>> start LISTED ENTRIES

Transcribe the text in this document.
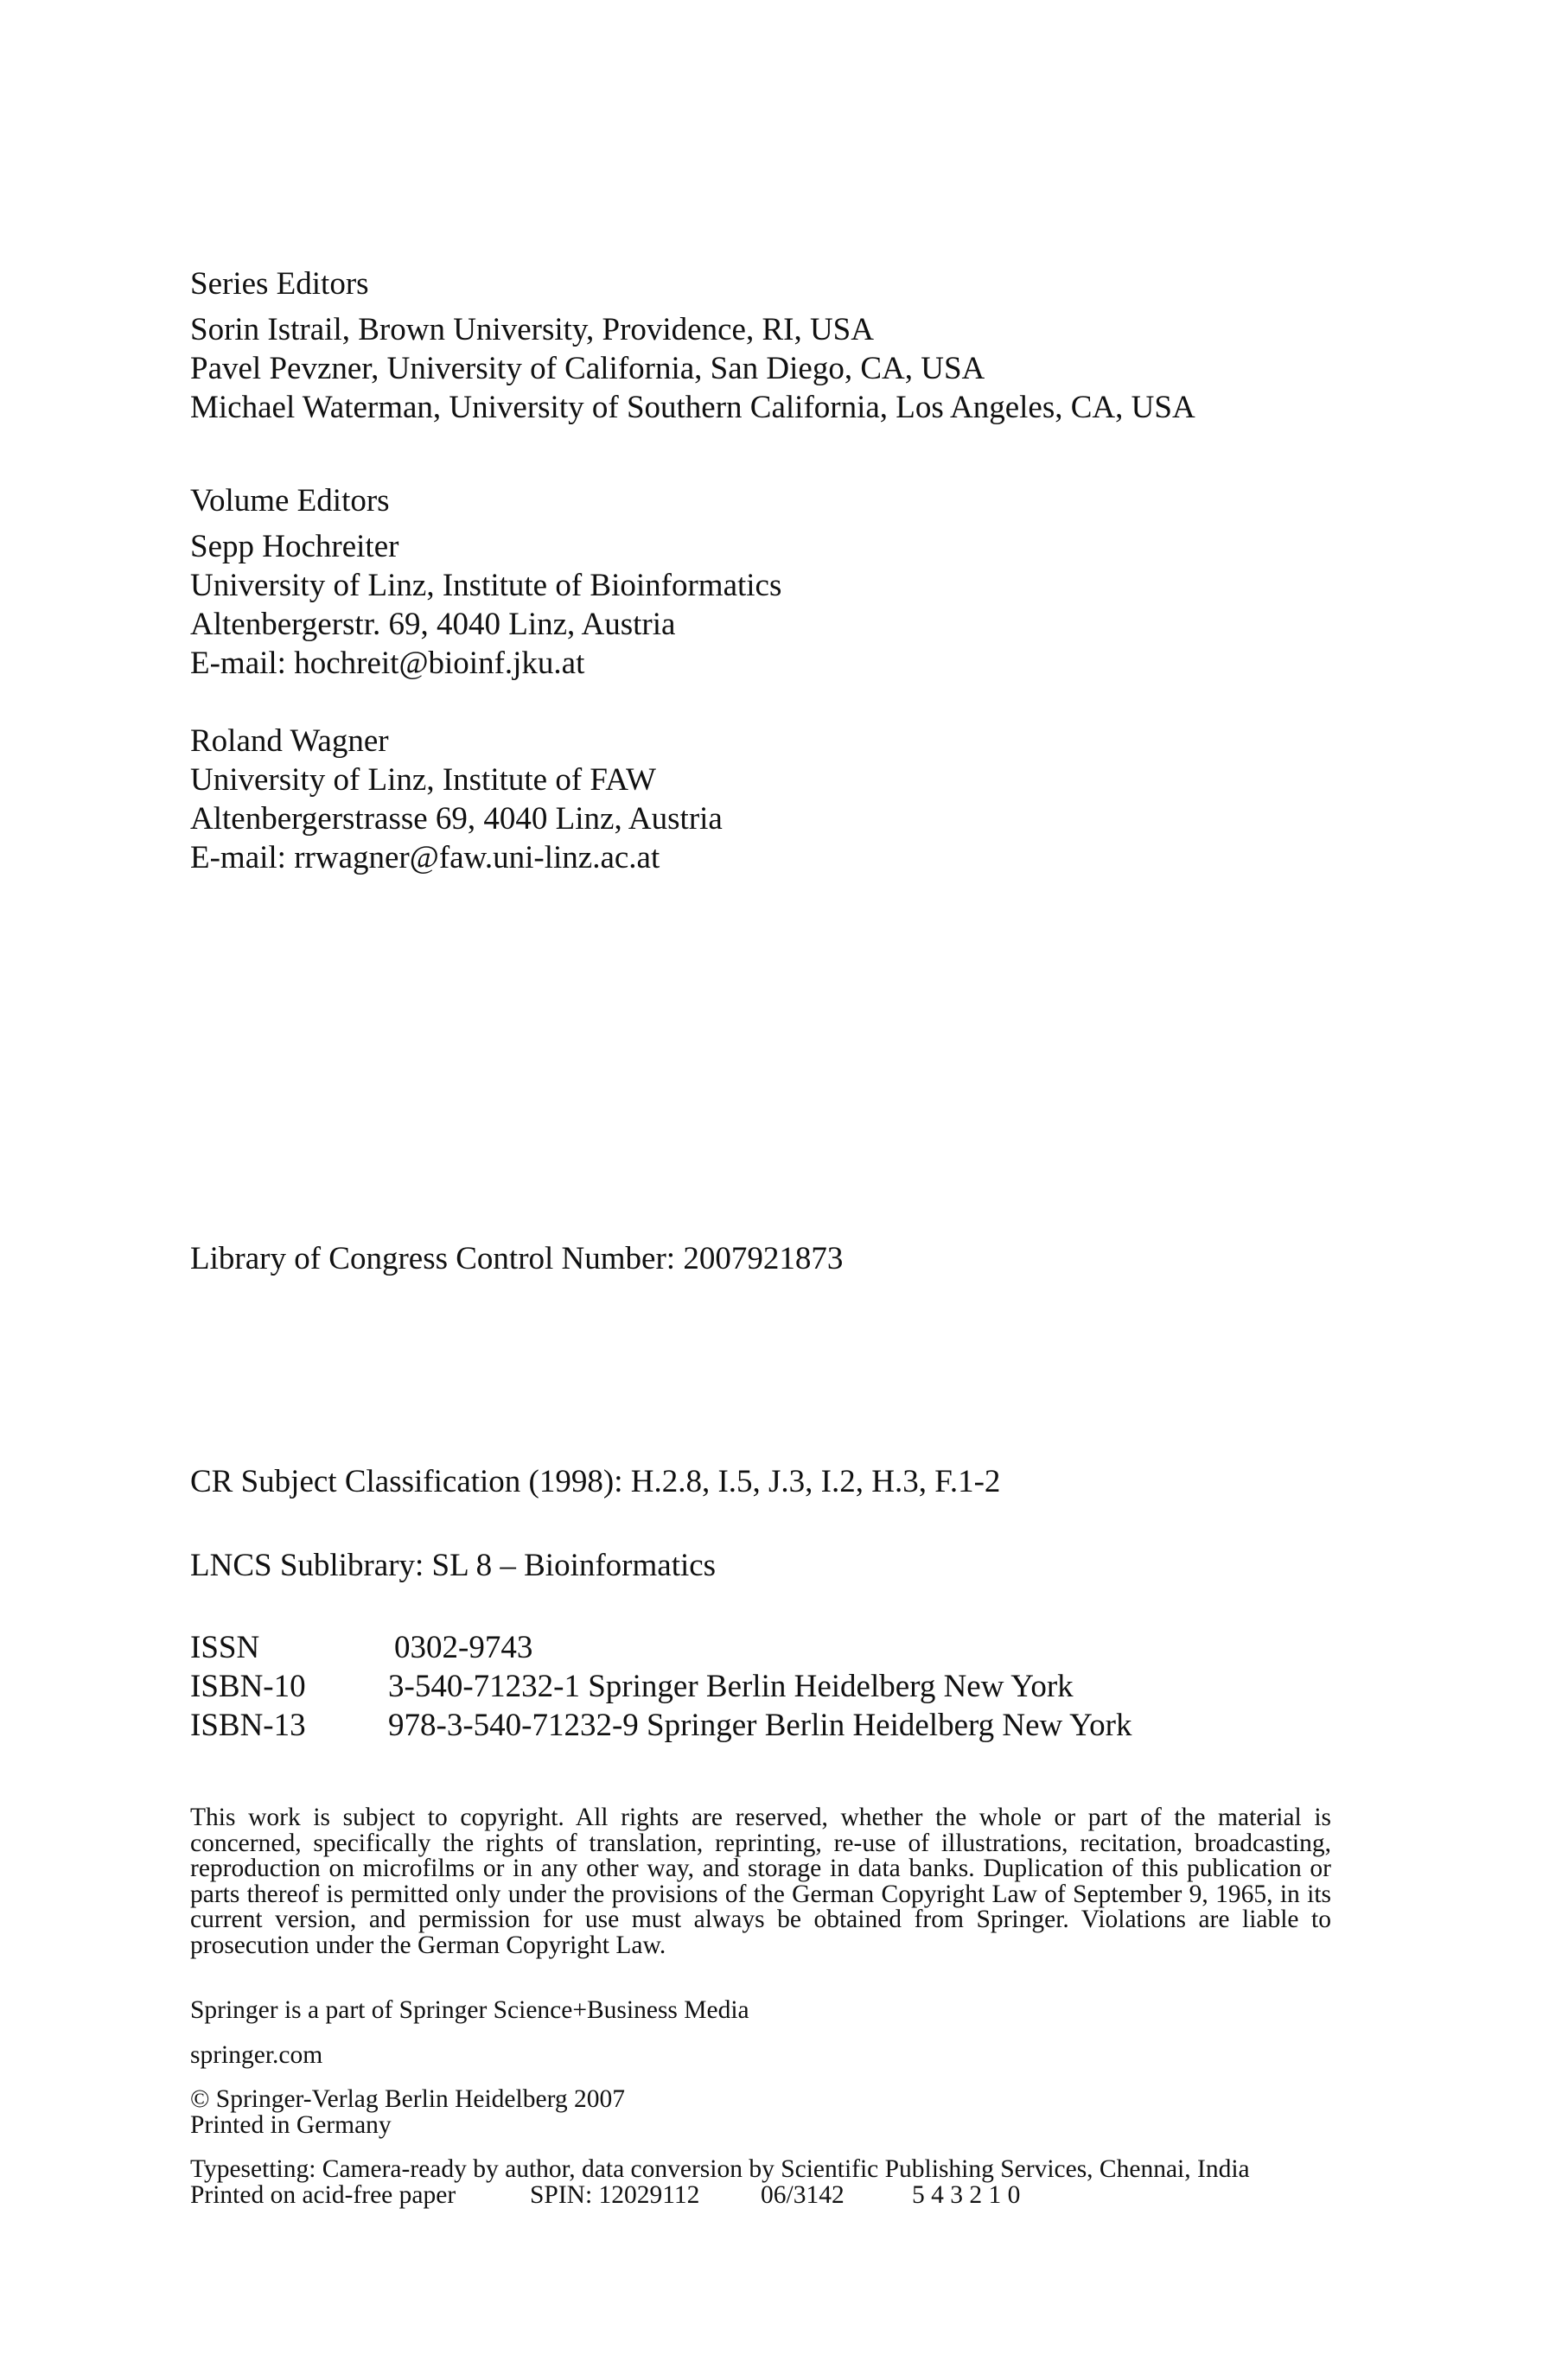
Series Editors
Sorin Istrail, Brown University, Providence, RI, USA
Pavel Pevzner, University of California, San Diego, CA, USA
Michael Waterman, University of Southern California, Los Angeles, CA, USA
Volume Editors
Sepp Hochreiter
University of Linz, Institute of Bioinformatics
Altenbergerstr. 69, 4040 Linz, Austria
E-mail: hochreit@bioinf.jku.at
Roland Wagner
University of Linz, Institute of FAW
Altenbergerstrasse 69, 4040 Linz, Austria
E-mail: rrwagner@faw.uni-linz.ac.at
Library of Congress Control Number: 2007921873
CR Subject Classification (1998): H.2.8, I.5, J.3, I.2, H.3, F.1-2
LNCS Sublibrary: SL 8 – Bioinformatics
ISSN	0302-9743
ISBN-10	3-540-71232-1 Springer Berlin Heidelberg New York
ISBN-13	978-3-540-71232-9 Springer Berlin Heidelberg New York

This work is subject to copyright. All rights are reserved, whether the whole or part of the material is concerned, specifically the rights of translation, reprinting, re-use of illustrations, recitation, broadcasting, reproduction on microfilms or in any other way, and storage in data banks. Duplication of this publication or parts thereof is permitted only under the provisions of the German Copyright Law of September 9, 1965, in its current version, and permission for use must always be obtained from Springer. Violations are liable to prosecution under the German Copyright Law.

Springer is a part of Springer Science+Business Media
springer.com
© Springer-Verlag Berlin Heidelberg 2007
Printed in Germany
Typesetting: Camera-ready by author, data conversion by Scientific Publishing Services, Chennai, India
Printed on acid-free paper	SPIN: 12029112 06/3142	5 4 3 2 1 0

>> end LISTED ENTRIES

WORK REQUIRED>
The records above are to be reproduced exactly; the pictures are to be left out.

ANSWER FOR THIS EXERCISE>
Transcribe the text in this document.
Series Editors
Sorin Istrail, Brown University, Providence, RI, USA
Pavel Pevzner, University of California, San Diego, CA, USA
Michael Waterman, University of Southern California, Los Angeles, CA, USA
Volume Editors
Sepp Hochreiter
University of Linz, Institute of Bioinformatics
Altenbergerstr. 69, 4040 Linz, Austria
E-mail: hochreit@bioinf.jku.at
Roland Wagner
University of Linz, Institute of FAW
Altenbergerstrasse 69, 4040 Linz, Austria
E-mail: rrwagner@faw.uni-linz.ac.at
Library of Congress Control Number: 2007921873
CR Subject Classification (1998): H.2.8, I.5, J.3, I.2, H.3, F.1-2
LNCS Sublibrary: SL 8 – Bioinformatics
ISSN	0302-9743
ISBN-10	3-540-71232-1 Springer Berlin Heidelberg New York
ISBN-13	978-3-540-71232-9 Springer Berlin Heidelberg New York

This work is subject to copyright. All rights are reserved, whether the whole or part of the material is concerned, specifically the rights of translation, reprinting, re-use of illustrations, recitation, broadcasting, reproduction on microfilms or in any other way, and storage in data banks. Duplication of this publication or parts thereof is permitted only under the provisions of the German Copyright Law of September 9, 1965, in its current version, and permission for use must always be obtained from Springer. Violations are liable to prosecution under the German Copyright Law.

Springer is a part of Springer Science+Business Media
springer.com
© Springer-Verlag Berlin Heidelberg 2007
Printed in Germany
Typesetting: Camera-ready by author, data conversion by Scientific Publishing Services, Chennai, India
Printed on acid-free paper	SPIN: 12029112 06/3142	5 4 3 2 1 0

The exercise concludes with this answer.